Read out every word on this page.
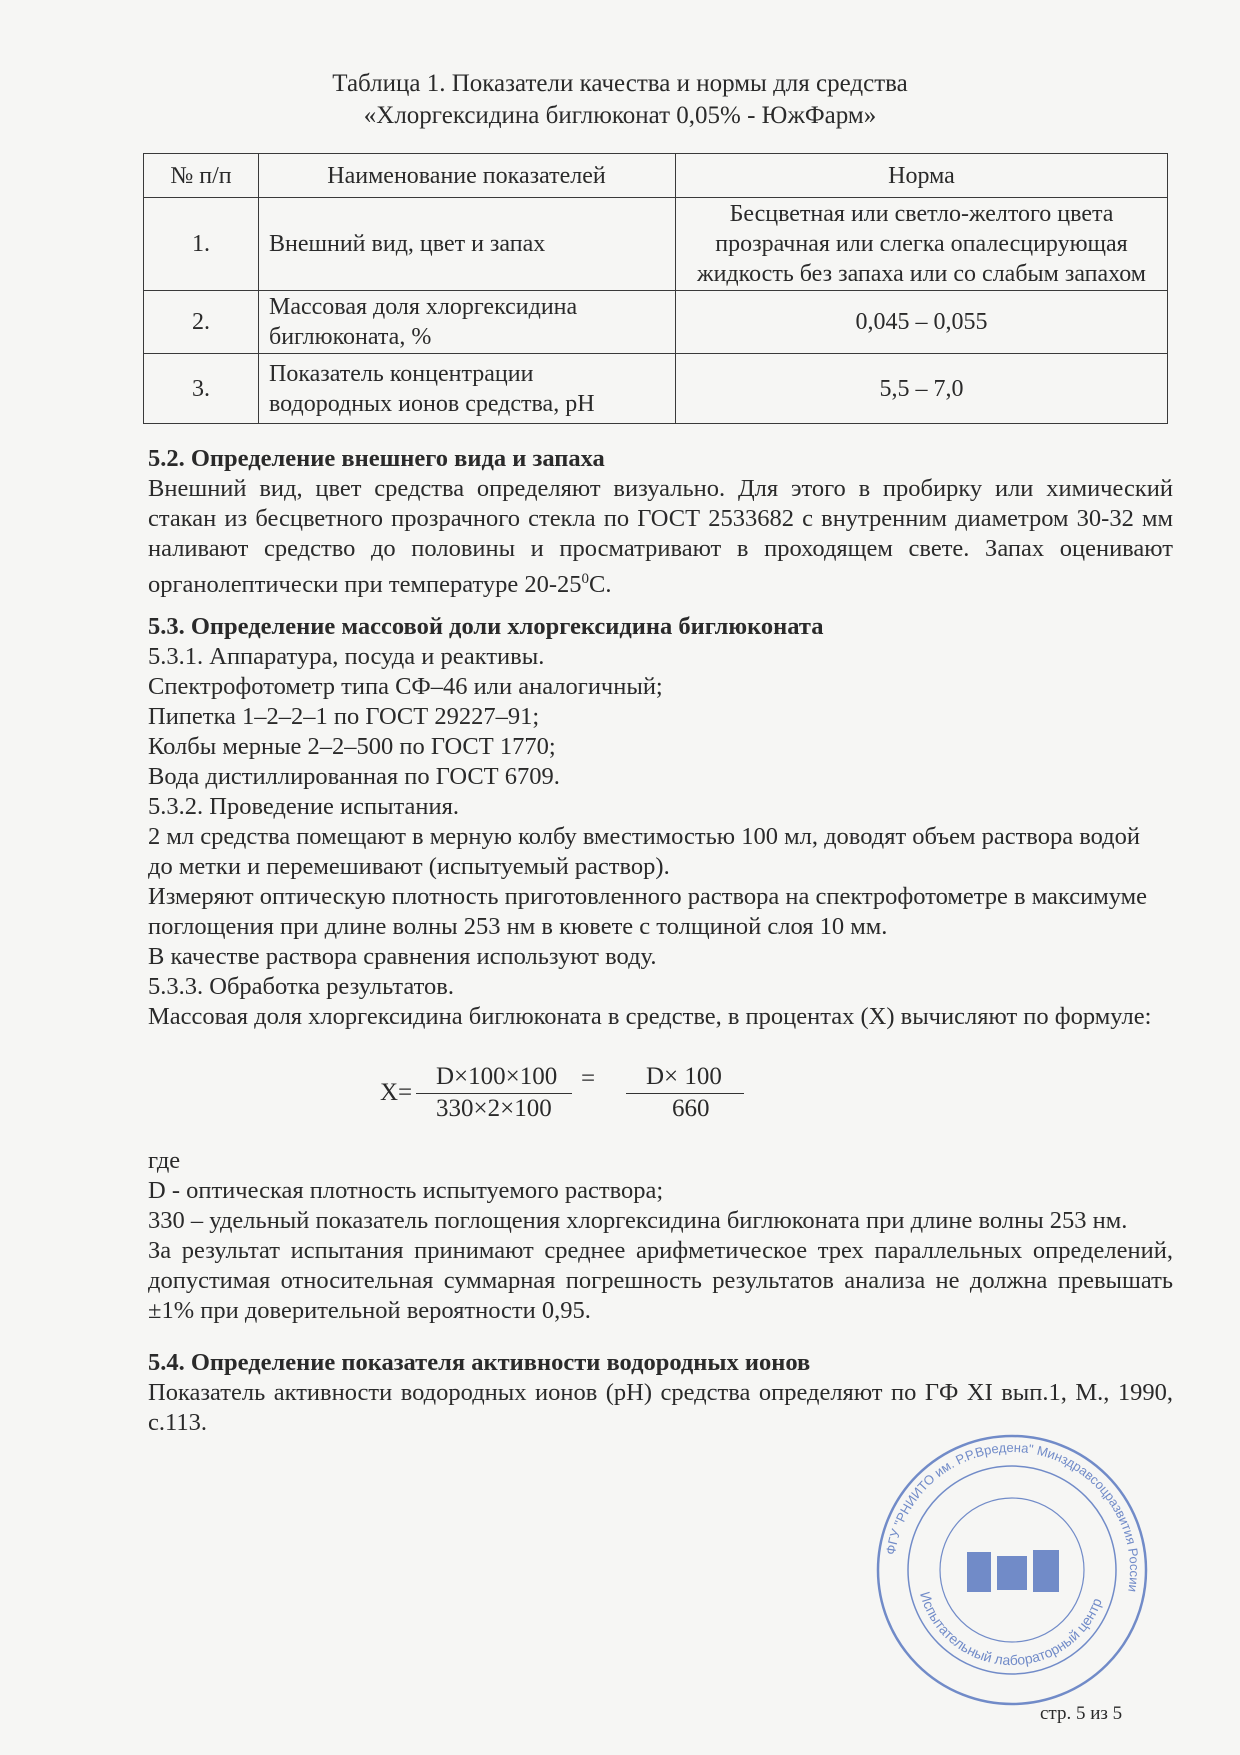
Таблица 1. Показатели качества и нормы для средства
«Хлоргексидина биглюконат 0,05% - ЮжФарм»
№ п/п	Наименование показателей	Норма
1.	Внешний вид, цвет и запах	Бесцветная или светло-желтого цвета
прозрачная или слегка опалесцирующая
жидкость без запаха или со слабым запахом

2.	Массовая доля хлоргексидина
биглюконата, %	0,045 – 0,055

3.	Показатель концентрации
водородных ионов средства, pH	5,5 – 7,0
5.2. Определение внешнего вида и запаха
Внешний вид, цвет средства определяют визуально. Для этого в пробирку или химический
стакан из бесцветного прозрачного стекла по ГОСТ 2533682 с внутренним диаметром 30-32 мм
наливают средство до половины и просматривают в проходящем свете. Запах оценивают
органолептически при температуре $20-25^0С$.
5.3. Определение массовой доли хлоргексидина биглюконата
5.3.1. Аппаратура, посуда и реактивы.
Спектрофотометр типа СФ–46 или аналогичный;
Пипетка 1–2–2–1 по ГОСТ 29227–91;
Колбы мерные 2–2–500 по ГОСТ 1770;
Вода дистиллированная по ГОСТ 6709.
5.3.2. Проведение испытания.
2 мл средства помещают в мерную колбу вместимостью 100 мл, доводят объем раствора водой
до метки и перемешивают (испытуемый раствор).
Измеряют оптическую плотность приготовленного раствора на спектрофотометре в максимуме
поглощения при длине волны 253 нм в кювете с толщиной слоя 10 мм.
В качестве раствора сравнения используют воду.
5.3.3. Обработка результатов.
Массовая доля хлоргексидина биглюконата в средстве, в процентах (X) вычисляют по формуле:
X=
D×100×100
330×2×100
= D× 100
660
где
D - оптическая плотность испытуемого раствора;
330 – удельный показатель поглощения хлоргексидина биглюконата при длине волны 253 нм.
За результат испытания принимают среднее арифметическое трех параллельных определений,
допустимая относительная суммарная погрешность результатов анализа не должна превышать
±1% при доверительной вероятности 0,95.
5.4. Определение показателя активности водородных ионов
Показатель активности водородных ионов (pH) средства определяют по ГФ XI вып.1, М., 1990,
с.113.
ФГУ "РНИИТО им. Р.Р.Вредена" Минздравсоцразвития России
Испытательный лабораторный центр
стр. 5 из 5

────

== To do ==
Reply with one number only: the count of lines in the entries that contain "результатов".

== Complete answer ==
2